>>>>>
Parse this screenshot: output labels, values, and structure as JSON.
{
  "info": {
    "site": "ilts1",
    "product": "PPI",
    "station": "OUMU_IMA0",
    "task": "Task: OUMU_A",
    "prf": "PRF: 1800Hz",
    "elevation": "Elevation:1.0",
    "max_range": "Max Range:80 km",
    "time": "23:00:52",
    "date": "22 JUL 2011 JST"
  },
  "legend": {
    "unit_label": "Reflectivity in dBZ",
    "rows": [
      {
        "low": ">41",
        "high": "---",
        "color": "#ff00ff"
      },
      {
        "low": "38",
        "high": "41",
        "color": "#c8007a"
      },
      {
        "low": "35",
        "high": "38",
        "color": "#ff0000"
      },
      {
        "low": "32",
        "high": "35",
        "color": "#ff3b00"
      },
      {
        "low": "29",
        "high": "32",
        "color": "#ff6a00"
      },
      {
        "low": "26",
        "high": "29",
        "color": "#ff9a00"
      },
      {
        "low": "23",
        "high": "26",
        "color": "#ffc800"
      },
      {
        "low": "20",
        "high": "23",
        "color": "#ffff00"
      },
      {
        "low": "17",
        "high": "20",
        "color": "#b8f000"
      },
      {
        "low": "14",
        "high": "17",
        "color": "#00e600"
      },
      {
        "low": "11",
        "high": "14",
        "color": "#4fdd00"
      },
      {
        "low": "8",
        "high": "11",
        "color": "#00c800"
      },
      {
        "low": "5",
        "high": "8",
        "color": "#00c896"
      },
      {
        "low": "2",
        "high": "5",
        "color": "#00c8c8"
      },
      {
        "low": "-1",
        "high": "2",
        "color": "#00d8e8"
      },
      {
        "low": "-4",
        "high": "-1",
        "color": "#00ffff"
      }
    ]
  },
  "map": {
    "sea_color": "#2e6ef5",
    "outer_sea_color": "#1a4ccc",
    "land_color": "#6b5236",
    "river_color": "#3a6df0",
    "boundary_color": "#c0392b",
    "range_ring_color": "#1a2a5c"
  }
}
<<<<<
_Exercise_
Emit the full listing verbatim.

_The reply_
Parse this screenshot: output labels, values, and structure as JSON.
{
  "info": {
    "site": "ilts1",
    "product": "PPI",
    "station": "OUMU_IMA0",
    "task": "Task: OUMU_A",
    "prf": "PRF: 1800Hz",
    "elevation": "Elevation:1.0",
    "max_range": "Max Range:80 km",
    "time": "23:00:52",
    "date": "22 JUL 2011 JST"
  },
  "legend": {
    "unit_label": "Reflectivity in dBZ",
    "rows": [
      {
        "low": ">41",
        "high": "---",
        "color": "#ff00ff"
      },
      {
        "low": "38",
        "high": "41",
        "color": "#c8007a"
      },
      {
        "low": "35",
        "high": "38",
        "color": "#ff0000"
      },
      {
        "low": "32",
        "high": "35",
        "color": "#ff3b00"
      },
      {
        "low": "29",
        "high": "32",
        "color": "#ff6a00"
      },
      {
        "low": "26",
        "high": "29",
        "color": "#ff9a00"
      },
      {
        "low": "23",
        "high": "26",
        "color": "#ffc800"
      },
      {
        "low": "20",
        "high": "23",
        "color": "#ffff00"
      },
      {
        "low": "17",
        "high": "20",
        "color": "#b8f000"
      },
      {
        "low": "14",
        "high": "17",
        "color": "#00e600"
      },
      {
        "low": "11",
        "high": "14",
        "color": "#4fdd00"
      },
      {
        "low": "8",
        "high": "11",
        "color": "#00c800"
      },
      {
        "low": "5",
        "high": "8",
        "color": "#00c896"
      },
      {
        "low": "2",
        "high": "5",
        "color": "#00c8c8"
      },
      {
        "low": "-1",
        "high": "2",
        "color": "#00d8e8"
      },
      {
        "low": "-4",
        "high": "-1",
        "color": "#00ffff"
      }
    ]
  },
  "map": {
    "sea_color": "#2e6ef5",
    "outer_sea_color": "#1a4ccc",
    "land_color": "#6b5236",
    "river_color": "#3a6df0",
    "boundary_color": "#c0392b",
    "range_ring_color": "#1a2a5c"
  }
}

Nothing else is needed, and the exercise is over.